**Brief:**
Print the listing that follows, character for character.

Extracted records
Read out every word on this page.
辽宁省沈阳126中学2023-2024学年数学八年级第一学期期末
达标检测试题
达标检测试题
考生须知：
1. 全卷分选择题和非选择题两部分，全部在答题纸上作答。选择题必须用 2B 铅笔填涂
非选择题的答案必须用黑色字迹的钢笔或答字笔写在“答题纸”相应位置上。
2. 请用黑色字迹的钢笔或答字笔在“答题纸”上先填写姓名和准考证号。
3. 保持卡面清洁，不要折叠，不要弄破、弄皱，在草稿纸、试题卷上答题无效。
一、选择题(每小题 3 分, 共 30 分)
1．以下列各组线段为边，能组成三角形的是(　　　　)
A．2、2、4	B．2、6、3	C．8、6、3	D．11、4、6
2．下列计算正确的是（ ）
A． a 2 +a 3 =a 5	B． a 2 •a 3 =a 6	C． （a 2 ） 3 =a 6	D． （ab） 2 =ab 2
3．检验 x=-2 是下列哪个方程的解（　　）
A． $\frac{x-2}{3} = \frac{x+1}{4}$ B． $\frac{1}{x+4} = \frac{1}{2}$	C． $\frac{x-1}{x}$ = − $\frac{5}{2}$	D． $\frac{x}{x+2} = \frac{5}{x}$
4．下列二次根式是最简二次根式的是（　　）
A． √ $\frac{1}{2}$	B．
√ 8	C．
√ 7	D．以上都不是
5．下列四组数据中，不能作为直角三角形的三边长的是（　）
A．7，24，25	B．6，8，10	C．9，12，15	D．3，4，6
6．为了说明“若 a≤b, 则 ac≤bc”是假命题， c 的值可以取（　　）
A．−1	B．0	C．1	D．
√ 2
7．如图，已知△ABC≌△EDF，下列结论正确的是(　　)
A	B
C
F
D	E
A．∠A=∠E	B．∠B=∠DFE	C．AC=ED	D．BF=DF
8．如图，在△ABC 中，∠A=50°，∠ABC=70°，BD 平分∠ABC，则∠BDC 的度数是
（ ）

**Response to the exercise:**
Read out every word on this page.
辽宁省沈阳126中学2023-2024学年数学八年级第一学期期末
达标检测试题
达标检测试题
考生须知：
1. 全卷分选择题和非选择题两部分，全部在答题纸上作答。选择题必须用 2B 铅笔填涂
非选择题的答案必须用黑色字迹的钢笔或答字笔写在“答题纸”相应位置上。
2. 请用黑色字迹的钢笔或答字笔在“答题纸”上先填写姓名和准考证号。
3. 保持卡面清洁，不要折叠，不要弄破、弄皱，在草稿纸、试题卷上答题无效。
一、选择题(每小题 3 分, 共 30 分)
1．以下列各组线段为边，能组成三角形的是(　　　　)
A．2、2、4	B．2、6、3	C．8、6、3	D．11、4、6
2．下列计算正确的是（ ）
A． a 2 +a 3 =a 5	B． a 2 •a 3 =a 6	C． （a 2 ） 3 =a 6	D． （ab） 2 =ab 2
3．检验 x=-2 是下列哪个方程的解（　　）
A． $\frac{x-2}{3} = \frac{x+1}{4}$ B． $\frac{1}{x+4} = \frac{1}{2}$	C． $\frac{x-1}{x}$ = − $\frac{5}{2}$	D． $\frac{x}{x+2} = \frac{5}{x}$
4．下列二次根式是最简二次根式的是（　　）
A． √ $\frac{1}{2}$	B．
√ 8	C．
√ 7	D．以上都不是
5．下列四组数据中，不能作为直角三角形的三边长的是（　）
A．7，24，25	B．6，8，10	C．9，12，15	D．3，4，6
6．为了说明“若 a≤b, 则 ac≤bc”是假命题， c 的值可以取（　　）
A．−1	B．0	C．1	D．
√ 2
7．如图，已知△ABC≌△EDF，下列结论正确的是(　　)
A	B
C
F
D	E
A．∠A=∠E	B．∠B=∠DFE	C．AC=ED	D．BF=DF
8．如图，在△ABC 中，∠A=50°，∠ABC=70°，BD 平分∠ABC，则∠BDC 的度数是
（ ）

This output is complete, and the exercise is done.